++++ EXCERPTED DATA ++++
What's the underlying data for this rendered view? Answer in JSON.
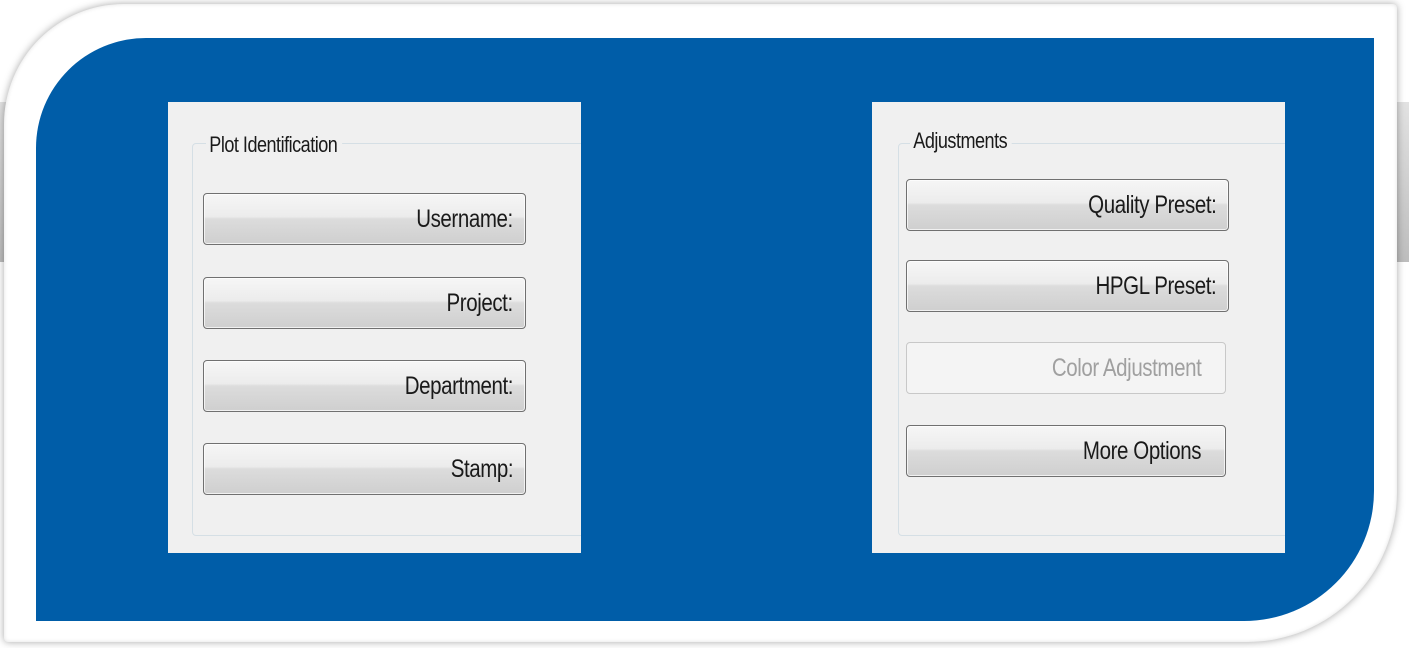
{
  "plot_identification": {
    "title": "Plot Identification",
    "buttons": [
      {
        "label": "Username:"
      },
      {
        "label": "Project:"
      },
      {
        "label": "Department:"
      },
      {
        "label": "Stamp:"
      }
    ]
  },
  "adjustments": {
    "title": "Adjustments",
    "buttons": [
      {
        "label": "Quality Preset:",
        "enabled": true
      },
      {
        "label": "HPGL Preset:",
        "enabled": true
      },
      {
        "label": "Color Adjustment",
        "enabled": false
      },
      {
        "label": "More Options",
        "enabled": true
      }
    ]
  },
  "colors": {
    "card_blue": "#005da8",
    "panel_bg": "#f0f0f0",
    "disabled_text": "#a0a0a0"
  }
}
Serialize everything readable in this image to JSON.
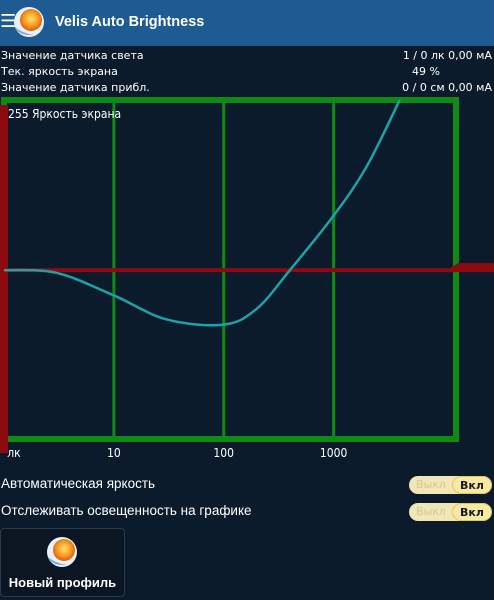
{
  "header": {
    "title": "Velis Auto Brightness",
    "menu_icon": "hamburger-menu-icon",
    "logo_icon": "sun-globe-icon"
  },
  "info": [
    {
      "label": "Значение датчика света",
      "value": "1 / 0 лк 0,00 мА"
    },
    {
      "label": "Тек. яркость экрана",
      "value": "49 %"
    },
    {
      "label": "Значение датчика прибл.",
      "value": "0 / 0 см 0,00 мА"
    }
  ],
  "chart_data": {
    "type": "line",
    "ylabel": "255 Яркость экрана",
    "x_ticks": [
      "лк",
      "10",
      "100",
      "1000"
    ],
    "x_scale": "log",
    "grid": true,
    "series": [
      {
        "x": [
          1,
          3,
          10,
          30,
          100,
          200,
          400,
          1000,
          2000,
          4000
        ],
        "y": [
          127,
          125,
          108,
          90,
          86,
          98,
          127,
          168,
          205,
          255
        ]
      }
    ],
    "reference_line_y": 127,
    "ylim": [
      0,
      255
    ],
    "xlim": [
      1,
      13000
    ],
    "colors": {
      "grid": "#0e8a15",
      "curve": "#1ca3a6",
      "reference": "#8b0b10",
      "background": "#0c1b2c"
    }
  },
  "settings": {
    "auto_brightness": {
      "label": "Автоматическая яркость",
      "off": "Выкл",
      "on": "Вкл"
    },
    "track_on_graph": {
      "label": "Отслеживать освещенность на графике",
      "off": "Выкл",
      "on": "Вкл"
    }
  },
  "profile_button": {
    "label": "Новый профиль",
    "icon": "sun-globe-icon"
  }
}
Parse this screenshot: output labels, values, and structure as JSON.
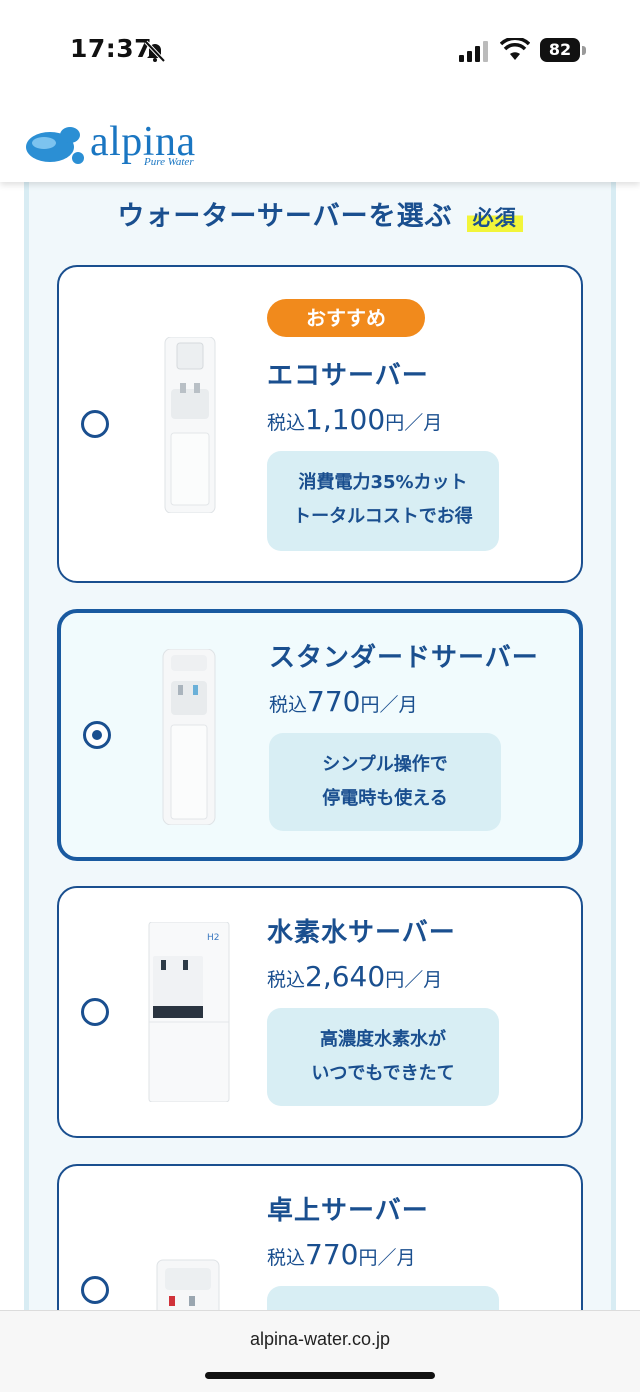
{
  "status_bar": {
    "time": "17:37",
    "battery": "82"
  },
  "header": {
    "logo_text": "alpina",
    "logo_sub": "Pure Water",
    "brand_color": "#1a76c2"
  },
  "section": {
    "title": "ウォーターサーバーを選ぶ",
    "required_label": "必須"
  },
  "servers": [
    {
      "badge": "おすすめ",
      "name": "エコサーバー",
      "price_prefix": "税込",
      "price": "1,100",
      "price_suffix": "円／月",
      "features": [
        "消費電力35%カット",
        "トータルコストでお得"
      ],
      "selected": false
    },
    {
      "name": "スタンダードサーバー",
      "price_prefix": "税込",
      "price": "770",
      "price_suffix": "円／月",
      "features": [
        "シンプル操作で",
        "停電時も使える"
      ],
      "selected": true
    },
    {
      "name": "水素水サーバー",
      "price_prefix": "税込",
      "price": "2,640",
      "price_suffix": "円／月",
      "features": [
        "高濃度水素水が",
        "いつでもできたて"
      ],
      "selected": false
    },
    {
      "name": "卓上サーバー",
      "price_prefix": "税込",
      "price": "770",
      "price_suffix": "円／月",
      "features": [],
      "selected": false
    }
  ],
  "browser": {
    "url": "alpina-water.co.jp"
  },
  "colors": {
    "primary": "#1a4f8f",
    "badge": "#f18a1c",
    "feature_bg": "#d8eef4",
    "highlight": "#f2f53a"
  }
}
++++
## TASK STATEMENT
What comes back should match the records exactly, minus any pictures.

## ANSWER FOR THE TASK
What's the underlying data for this rendered view? Answer in JSON.
{
  "plot_identification": {
    "title": "Plot Identification",
    "buttons": [
      {
        "label": "Username:"
      },
      {
        "label": "Project:"
      },
      {
        "label": "Department:"
      },
      {
        "label": "Stamp:"
      }
    ]
  },
  "adjustments": {
    "title": "Adjustments",
    "buttons": [
      {
        "label": "Quality Preset:",
        "enabled": true
      },
      {
        "label": "HPGL Preset:",
        "enabled": true
      },
      {
        "label": "Color Adjustment",
        "enabled": false
      },
      {
        "label": "More Options",
        "enabled": true
      }
    ]
  },
  "colors": {
    "card_blue": "#005da8",
    "panel_bg": "#f0f0f0",
    "disabled_text": "#a0a0a0"
  }
}
Serialize everything readable in this image to JSON.
{
  "header": {
    "title": "Velis Auto Brightness",
    "menu_icon": "hamburger-menu-icon",
    "logo_icon": "sun-globe-icon"
  },
  "info": [
    {
      "label": "Значение датчика света",
      "value": "1 / 0 лк 0,00 мА"
    },
    {
      "label": "Тек. яркость экрана",
      "value": "49 %"
    },
    {
      "label": "Значение датчика прибл.",
      "value": "0 / 0 см 0,00 мА"
    }
  ],
  "chart_data": {
    "type": "line",
    "ylabel": "255 Яркость экрана",
    "x_ticks": [
      "лк",
      "10",
      "100",
      "1000"
    ],
    "x_scale": "log",
    "grid": true,
    "series": [
      {
        "x": [
          1,
          3,
          10,
          30,
          100,
          200,
          400,
          1000,
          2000,
          4000
        ],
        "y": [
          127,
          125,
          108,
          90,
          86,
          98,
          127,
          168,
          205,
          255
        ]
      }
    ],
    "reference_line_y": 127,
    "ylim": [
      0,
      255
    ],
    "xlim": [
      1,
      13000
    ],
    "colors": {
      "grid": "#0e8a15",
      "curve": "#1ca3a6",
      "reference": "#8b0b10",
      "background": "#0c1b2c"
    }
  },
  "settings": {
    "auto_brightness": {
      "label": "Автоматическая яркость",
      "off": "Выкл",
      "on": "Вкл"
    },
    "track_on_graph": {
      "label": "Отслеживать освещенность на графике",
      "off": "Выкл",
      "on": "Вкл"
    }
  },
  "profile_button": {
    "label": "Новый профиль",
    "icon": "sun-globe-icon"
  }
}
Parse this screenshot: output labels, values, and structure as JSON.
{
  "status_bar": {
    "time": "17:37",
    "battery": "82"
  },
  "header": {
    "logo_text": "alpina",
    "logo_sub": "Pure Water",
    "brand_color": "#1a76c2"
  },
  "section": {
    "title": "ウォーターサーバーを選ぶ",
    "required_label": "必須"
  },
  "servers": [
    {
      "badge": "おすすめ",
      "name": "エコサーバー",
      "price_prefix": "税込",
      "price": "1,100",
      "price_suffix": "円／月",
      "features": [
        "消費電力35%カット",
        "トータルコストでお得"
      ],
      "selected": false
    },
    {
      "name": "スタンダードサーバー",
      "price_prefix": "税込",
      "price": "770",
      "price_suffix": "円／月",
      "features": [
        "シンプル操作で",
        "停電時も使える"
      ],
      "selected": true
    },
    {
      "name": "水素水サーバー",
      "price_prefix": "税込",
      "price": "2,640",
      "price_suffix": "円／月",
      "features": [
        "高濃度水素水が",
        "いつでもできたて"
      ],
      "selected": false
    },
    {
      "name": "卓上サーバー",
      "price_prefix": "税込",
      "price": "770",
      "price_suffix": "円／月",
      "features": [],
      "selected": false
    }
  ],
  "browser": {
    "url": "alpina-water.co.jp"
  },
  "colors": {
    "primary": "#1a4f8f",
    "badge": "#f18a1c",
    "feature_bg": "#d8eef4",
    "highlight": "#f2f53a"
  }
}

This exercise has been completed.